** Begin **
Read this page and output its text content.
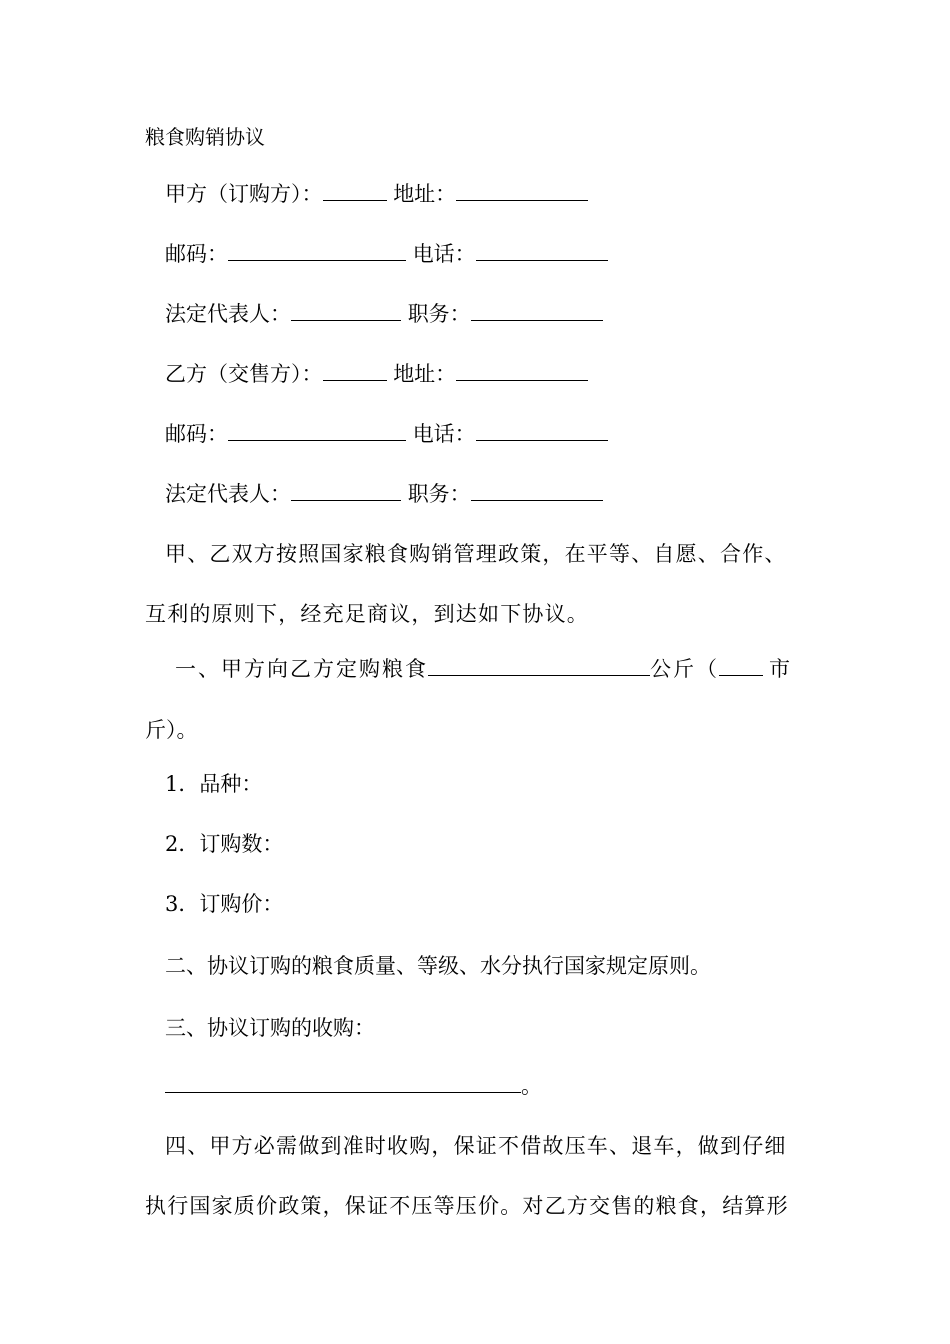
粮食购销协议
甲方（订购方）：	地址：
邮码：	电话：
法定代表人：	职务：
乙方（交售方）：	地址：
邮码：	电话：
法定代表人：	职务：
甲、乙双方按照国家粮食购销管理政策，在平等、自愿、合作、
互利的原则下，经充足商议，到达如下协议。
一、甲方向乙方定购粮食	公斤（ 市
斤）。
1．品种：
2．订购数：
3．订购价：
二、协议订购的粮食质量、等级、水分执行国家规定原则。
三、协议订购的收购：
。
四、甲方必需做到准时收购，保证不借故压车、退车，做到仔细
执行国家质价政策，保证不压等压价。对乙方交售的粮食，结算形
** End **
→ AIM
Strip out the images, then output the records above word for word.

→ SOLUTION TO THIS PROBLEM
Read this page and output its text content.
粮食购销协议
甲方（订购方）：	地址：
邮码：	电话：
法定代表人：	职务：
乙方（交售方）：	地址：
邮码：	电话：
法定代表人：	职务：
甲、乙双方按照国家粮食购销管理政策，在平等、自愿、合作、
互利的原则下，经充足商议，到达如下协议。
一、甲方向乙方定购粮食	公斤（ 市
斤）。
1．品种：
2．订购数：
3．订购价：
二、协议订购的粮食质量、等级、水分执行国家规定原则。
三、协议订购的收购：
。
四、甲方必需做到准时收购，保证不借故压车、退车，做到仔细
执行国家质价政策，保证不压等压价。对乙方交售的粮食，结算形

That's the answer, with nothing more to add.